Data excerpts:
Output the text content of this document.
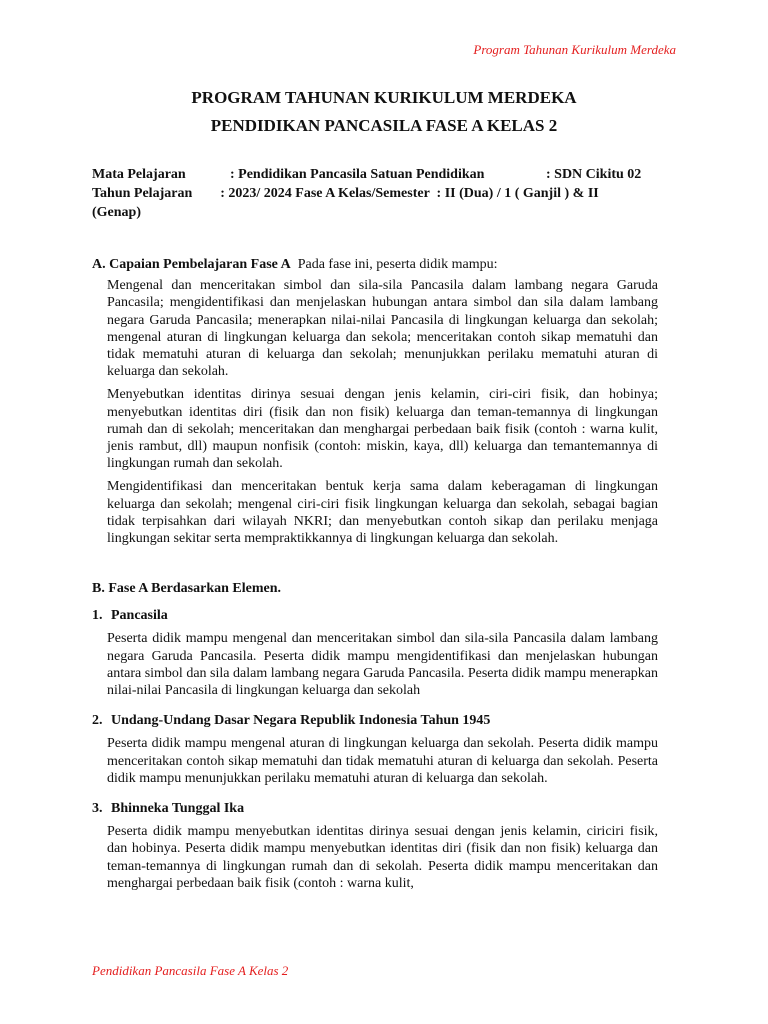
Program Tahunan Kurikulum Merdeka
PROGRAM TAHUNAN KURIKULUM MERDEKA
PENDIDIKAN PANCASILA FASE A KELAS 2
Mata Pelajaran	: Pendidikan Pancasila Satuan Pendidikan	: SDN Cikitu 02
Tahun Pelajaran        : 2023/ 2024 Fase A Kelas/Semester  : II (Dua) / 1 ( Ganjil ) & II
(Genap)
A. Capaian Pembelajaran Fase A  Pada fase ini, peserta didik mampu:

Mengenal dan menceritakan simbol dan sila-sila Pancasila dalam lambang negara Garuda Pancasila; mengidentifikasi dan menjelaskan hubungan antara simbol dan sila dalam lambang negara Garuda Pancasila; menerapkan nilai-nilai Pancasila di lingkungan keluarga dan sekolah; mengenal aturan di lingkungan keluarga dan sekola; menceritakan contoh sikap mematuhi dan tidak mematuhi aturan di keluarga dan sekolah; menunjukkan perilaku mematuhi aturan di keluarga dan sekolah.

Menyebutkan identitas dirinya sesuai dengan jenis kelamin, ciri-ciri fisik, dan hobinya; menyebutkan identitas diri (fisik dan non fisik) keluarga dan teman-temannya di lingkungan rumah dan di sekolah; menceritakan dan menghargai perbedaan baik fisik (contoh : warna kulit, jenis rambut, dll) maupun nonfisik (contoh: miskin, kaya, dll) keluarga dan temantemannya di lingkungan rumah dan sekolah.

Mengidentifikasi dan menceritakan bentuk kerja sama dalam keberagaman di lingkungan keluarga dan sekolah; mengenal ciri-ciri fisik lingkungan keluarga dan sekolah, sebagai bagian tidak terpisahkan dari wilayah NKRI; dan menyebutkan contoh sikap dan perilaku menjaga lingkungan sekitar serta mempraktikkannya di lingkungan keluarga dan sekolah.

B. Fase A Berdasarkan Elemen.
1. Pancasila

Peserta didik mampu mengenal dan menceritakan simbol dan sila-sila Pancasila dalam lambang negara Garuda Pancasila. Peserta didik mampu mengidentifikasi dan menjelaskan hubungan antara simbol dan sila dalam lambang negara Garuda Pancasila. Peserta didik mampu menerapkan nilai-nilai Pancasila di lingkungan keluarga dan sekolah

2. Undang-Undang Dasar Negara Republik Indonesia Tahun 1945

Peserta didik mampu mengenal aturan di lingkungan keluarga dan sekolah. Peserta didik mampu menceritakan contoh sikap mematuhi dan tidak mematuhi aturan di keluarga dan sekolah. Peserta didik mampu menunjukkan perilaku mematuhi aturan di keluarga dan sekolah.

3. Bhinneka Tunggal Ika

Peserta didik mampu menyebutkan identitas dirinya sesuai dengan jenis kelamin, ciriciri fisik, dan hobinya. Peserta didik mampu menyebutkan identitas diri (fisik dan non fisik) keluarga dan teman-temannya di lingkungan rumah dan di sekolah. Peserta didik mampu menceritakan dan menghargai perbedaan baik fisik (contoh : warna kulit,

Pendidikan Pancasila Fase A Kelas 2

What you need to do:
Write every entry out again exactly, dropping the pictures.

In response:
Output the text content of this document.
Program Tahunan Kurikulum Merdeka
PROGRAM TAHUNAN KURIKULUM MERDEKA
PENDIDIKAN PANCASILA FASE A KELAS 2
Mata Pelajaran	: Pendidikan Pancasila Satuan Pendidikan	: SDN Cikitu 02
Tahun Pelajaran        : 2023/ 2024 Fase A Kelas/Semester  : II (Dua) / 1 ( Ganjil ) & II
(Genap)
A. Capaian Pembelajaran Fase A  Pada fase ini, peserta didik mampu:

Mengenal dan menceritakan simbol dan sila-sila Pancasila dalam lambang negara Garuda Pancasila; mengidentifikasi dan menjelaskan hubungan antara simbol dan sila dalam lambang negara Garuda Pancasila; menerapkan nilai-nilai Pancasila di lingkungan keluarga dan sekolah; mengenal aturan di lingkungan keluarga dan sekola; menceritakan contoh sikap mematuhi dan tidak mematuhi aturan di keluarga dan sekolah; menunjukkan perilaku mematuhi aturan di keluarga dan sekolah.

Menyebutkan identitas dirinya sesuai dengan jenis kelamin, ciri-ciri fisik, dan hobinya; menyebutkan identitas diri (fisik dan non fisik) keluarga dan teman-temannya di lingkungan rumah dan di sekolah; menceritakan dan menghargai perbedaan baik fisik (contoh : warna kulit, jenis rambut, dll) maupun nonfisik (contoh: miskin, kaya, dll) keluarga dan temantemannya di lingkungan rumah dan sekolah.

Mengidentifikasi dan menceritakan bentuk kerja sama dalam keberagaman di lingkungan keluarga dan sekolah; mengenal ciri-ciri fisik lingkungan keluarga dan sekolah, sebagai bagian tidak terpisahkan dari wilayah NKRI; dan menyebutkan contoh sikap dan perilaku menjaga lingkungan sekitar serta mempraktikkannya di lingkungan keluarga dan sekolah.

B. Fase A Berdasarkan Elemen.
1. Pancasila

Peserta didik mampu mengenal dan menceritakan simbol dan sila-sila Pancasila dalam lambang negara Garuda Pancasila. Peserta didik mampu mengidentifikasi dan menjelaskan hubungan antara simbol dan sila dalam lambang negara Garuda Pancasila. Peserta didik mampu menerapkan nilai-nilai Pancasila di lingkungan keluarga dan sekolah

2. Undang-Undang Dasar Negara Republik Indonesia Tahun 1945

Peserta didik mampu mengenal aturan di lingkungan keluarga dan sekolah. Peserta didik mampu menceritakan contoh sikap mematuhi dan tidak mematuhi aturan di keluarga dan sekolah. Peserta didik mampu menunjukkan perilaku mematuhi aturan di keluarga dan sekolah.

3. Bhinneka Tunggal Ika

Peserta didik mampu menyebutkan identitas dirinya sesuai dengan jenis kelamin, ciriciri fisik, dan hobinya. Peserta didik mampu menyebutkan identitas diri (fisik dan non fisik) keluarga dan teman-temannya di lingkungan rumah dan di sekolah. Peserta didik mampu menceritakan dan menghargai perbedaan baik fisik (contoh : warna kulit,

Pendidikan Pancasila Fase A Kelas 2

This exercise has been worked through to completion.